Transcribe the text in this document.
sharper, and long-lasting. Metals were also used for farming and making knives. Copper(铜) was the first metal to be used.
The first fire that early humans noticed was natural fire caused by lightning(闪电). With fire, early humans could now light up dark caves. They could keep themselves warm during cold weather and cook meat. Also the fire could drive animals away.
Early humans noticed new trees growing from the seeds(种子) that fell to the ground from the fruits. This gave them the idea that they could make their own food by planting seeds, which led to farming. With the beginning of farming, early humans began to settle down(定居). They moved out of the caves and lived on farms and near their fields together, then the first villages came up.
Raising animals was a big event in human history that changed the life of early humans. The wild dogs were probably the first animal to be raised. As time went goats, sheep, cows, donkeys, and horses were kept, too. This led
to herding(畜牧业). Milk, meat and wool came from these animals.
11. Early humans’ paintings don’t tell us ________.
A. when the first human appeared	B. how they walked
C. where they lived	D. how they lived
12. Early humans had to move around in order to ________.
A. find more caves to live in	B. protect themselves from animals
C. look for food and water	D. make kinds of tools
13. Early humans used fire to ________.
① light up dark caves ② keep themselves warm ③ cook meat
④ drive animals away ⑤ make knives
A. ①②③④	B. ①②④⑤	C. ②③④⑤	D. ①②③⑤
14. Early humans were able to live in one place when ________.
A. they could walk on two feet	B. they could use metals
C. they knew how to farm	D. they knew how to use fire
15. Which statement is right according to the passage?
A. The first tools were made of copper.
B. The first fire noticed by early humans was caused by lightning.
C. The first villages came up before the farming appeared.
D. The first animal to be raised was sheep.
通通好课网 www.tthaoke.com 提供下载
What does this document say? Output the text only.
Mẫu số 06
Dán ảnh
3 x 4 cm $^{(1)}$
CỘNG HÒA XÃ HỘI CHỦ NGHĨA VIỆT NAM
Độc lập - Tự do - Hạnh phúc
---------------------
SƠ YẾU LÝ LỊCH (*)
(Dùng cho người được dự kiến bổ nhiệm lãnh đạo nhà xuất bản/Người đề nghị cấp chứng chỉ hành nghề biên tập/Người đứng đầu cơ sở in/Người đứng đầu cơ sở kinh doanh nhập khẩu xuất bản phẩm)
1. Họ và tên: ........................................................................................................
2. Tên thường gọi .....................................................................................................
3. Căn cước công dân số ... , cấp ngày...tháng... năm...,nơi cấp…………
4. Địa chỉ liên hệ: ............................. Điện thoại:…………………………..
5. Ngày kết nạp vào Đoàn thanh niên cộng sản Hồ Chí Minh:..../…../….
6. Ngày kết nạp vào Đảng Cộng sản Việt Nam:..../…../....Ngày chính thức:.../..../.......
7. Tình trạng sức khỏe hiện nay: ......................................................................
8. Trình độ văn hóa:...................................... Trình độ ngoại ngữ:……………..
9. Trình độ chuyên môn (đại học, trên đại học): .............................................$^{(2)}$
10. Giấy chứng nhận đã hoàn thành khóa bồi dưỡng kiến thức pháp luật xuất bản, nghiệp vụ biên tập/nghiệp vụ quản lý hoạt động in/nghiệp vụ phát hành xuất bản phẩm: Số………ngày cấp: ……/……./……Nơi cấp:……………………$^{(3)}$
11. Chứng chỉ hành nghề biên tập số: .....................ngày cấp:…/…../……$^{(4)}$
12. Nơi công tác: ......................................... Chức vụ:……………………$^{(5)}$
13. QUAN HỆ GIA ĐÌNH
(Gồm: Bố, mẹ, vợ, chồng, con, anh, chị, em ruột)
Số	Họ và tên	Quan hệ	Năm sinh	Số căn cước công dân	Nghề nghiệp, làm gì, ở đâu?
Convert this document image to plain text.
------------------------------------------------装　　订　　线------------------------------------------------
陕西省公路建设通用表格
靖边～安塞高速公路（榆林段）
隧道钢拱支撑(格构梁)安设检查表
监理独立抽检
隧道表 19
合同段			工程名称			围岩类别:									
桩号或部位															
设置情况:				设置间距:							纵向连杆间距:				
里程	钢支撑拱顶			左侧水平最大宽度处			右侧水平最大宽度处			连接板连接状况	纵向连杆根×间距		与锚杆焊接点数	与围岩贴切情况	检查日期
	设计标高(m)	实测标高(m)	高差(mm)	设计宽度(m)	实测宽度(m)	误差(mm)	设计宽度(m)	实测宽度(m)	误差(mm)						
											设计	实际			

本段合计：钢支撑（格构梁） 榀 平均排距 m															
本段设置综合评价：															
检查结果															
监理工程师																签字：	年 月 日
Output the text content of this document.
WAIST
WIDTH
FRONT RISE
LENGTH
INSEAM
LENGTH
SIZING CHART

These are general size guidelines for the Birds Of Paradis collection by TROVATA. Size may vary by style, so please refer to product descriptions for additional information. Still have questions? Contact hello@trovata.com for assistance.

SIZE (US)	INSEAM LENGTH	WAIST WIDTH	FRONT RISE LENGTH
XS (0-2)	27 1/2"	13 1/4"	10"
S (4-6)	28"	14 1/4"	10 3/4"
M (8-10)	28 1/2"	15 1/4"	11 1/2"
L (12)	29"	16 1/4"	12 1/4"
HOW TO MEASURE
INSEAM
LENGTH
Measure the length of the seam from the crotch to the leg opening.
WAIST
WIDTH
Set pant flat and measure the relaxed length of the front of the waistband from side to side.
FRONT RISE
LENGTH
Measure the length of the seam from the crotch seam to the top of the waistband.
..............................
> Given task
Reproduce each entry above exactly, keeping every word.

> Problem solution
Transcribe the text in this document.
sharper, and long-lasting. Metals were also used for farming and making knives. Copper(铜) was the first metal to be used.
The first fire that early humans noticed was natural fire caused by lightning(闪电). With fire, early humans could now light up dark caves. They could keep themselves warm during cold weather and cook meat. Also the fire could drive animals away.
Early humans noticed new trees growing from the seeds(种子) that fell to the ground from the fruits. This gave them the idea that they could make their own food by planting seeds, which led to farming. With the beginning of farming, early humans began to settle down(定居). They moved out of the caves and lived on farms and near their fields together, then the first villages came up.
Raising animals was a big event in human history that changed the life of early humans. The wild dogs were probably the first animal to be raised. As time went goats, sheep, cows, donkeys, and horses were kept, too. This led
to herding(畜牧业). Milk, meat and wool came from these animals.
11. Early humans’ paintings don’t tell us ________.
A. when the first human appeared	B. how they walked
C. where they lived	D. how they lived
12. Early humans had to move around in order to ________.
A. find more caves to live in	B. protect themselves from animals
C. look for food and water	D. make kinds of tools
13. Early humans used fire to ________.
① light up dark caves ② keep themselves warm ③ cook meat
④ drive animals away ⑤ make knives
A. ①②③④	B. ①②④⑤	C. ②③④⑤	D. ①②③⑤
14. Early humans were able to live in one place when ________.
A. they could walk on two feet	B. they could use metals
C. they knew how to farm	D. they knew how to use fire
15. Which statement is right according to the passage?
A. The first tools were made of copper.
B. The first fire noticed by early humans was caused by lightning.
C. The first villages came up before the farming appeared.
D. The first animal to be raised was sheep.
通通好课网 www.tthaoke.com 提供下载
What does this document say? Output the text only.
Mẫu số 06
Dán ảnh
3 x 4 cm $^{(1)}$
CỘNG HÒA XÃ HỘI CHỦ NGHĨA VIỆT NAM
Độc lập - Tự do - Hạnh phúc
---------------------
SƠ YẾU LÝ LỊCH (*)
(Dùng cho người được dự kiến bổ nhiệm lãnh đạo nhà xuất bản/Người đề nghị cấp chứng chỉ hành nghề biên tập/Người đứng đầu cơ sở in/Người đứng đầu cơ sở kinh doanh nhập khẩu xuất bản phẩm)
1. Họ và tên: ........................................................................................................
2. Tên thường gọi .....................................................................................................
3. Căn cước công dân số ... , cấp ngày...tháng... năm...,nơi cấp…………
4. Địa chỉ liên hệ: ............................. Điện thoại:…………………………..
5. Ngày kết nạp vào Đoàn thanh niên cộng sản Hồ Chí Minh:..../…../….
6. Ngày kết nạp vào Đảng Cộng sản Việt Nam:..../…../....Ngày chính thức:.../..../.......
7. Tình trạng sức khỏe hiện nay: ......................................................................
8. Trình độ văn hóa:...................................... Trình độ ngoại ngữ:……………..
9. Trình độ chuyên môn (đại học, trên đại học): .............................................$^{(2)}$
10. Giấy chứng nhận đã hoàn thành khóa bồi dưỡng kiến thức pháp luật xuất bản, nghiệp vụ biên tập/nghiệp vụ quản lý hoạt động in/nghiệp vụ phát hành xuất bản phẩm: Số………ngày cấp: ……/……./……Nơi cấp:……………………$^{(3)}$
11. Chứng chỉ hành nghề biên tập số: .....................ngày cấp:…/…../……$^{(4)}$
12. Nơi công tác: ......................................... Chức vụ:……………………$^{(5)}$
13. QUAN HỆ GIA ĐÌNH
(Gồm: Bố, mẹ, vợ, chồng, con, anh, chị, em ruột)
Số	Họ và tên	Quan hệ	Năm sinh	Số căn cước công dân	Nghề nghiệp, làm gì, ở đâu?
Convert this document image to plain text.
------------------------------------------------装　　订　　线------------------------------------------------
陕西省公路建设通用表格
靖边～安塞高速公路（榆林段）
隧道钢拱支撑(格构梁)安设检查表
监理独立抽检
隧道表 19
合同段			工程名称			围岩类别:									
桩号或部位															
设置情况:				设置间距:							纵向连杆间距:				
里程	钢支撑拱顶			左侧水平最大宽度处			右侧水平最大宽度处			连接板连接状况	纵向连杆根×间距		与锚杆焊接点数	与围岩贴切情况	检查日期
	设计标高(m)	实测标高(m)	高差(mm)	设计宽度(m)	实测宽度(m)	误差(mm)	设计宽度(m)	实测宽度(m)	误差(mm)						
											设计	实际			

本段合计：钢支撑（格构梁） 榀 平均排距 m															
本段设置综合评价：															
检查结果															
监理工程师																签字：	年 月 日
Output the text content of this document.
WAIST
WIDTH
FRONT RISE
LENGTH
INSEAM
LENGTH
SIZING CHART

These are general size guidelines for the Birds Of Paradis collection by TROVATA. Size may vary by style, so please refer to product descriptions for additional information. Still have questions? Contact hello@trovata.com for assistance.

SIZE (US)	INSEAM LENGTH	WAIST WIDTH	FRONT RISE LENGTH
XS (0-2)	27 1/2"	13 1/4"	10"
S (4-6)	28"	14 1/4"	10 3/4"
M (8-10)	28 1/2"	15 1/4"	11 1/2"
L (12)	29"	16 1/4"	12 1/4"
HOW TO MEASURE
INSEAM
LENGTH
Measure the length of the seam from the crotch to the leg opening.
WAIST
WIDTH
Set pant flat and measure the relaxed length of the front of the waistband from side to side.
FRONT RISE
LENGTH
Measure the length of the seam from the crotch seam to the top of the waistband.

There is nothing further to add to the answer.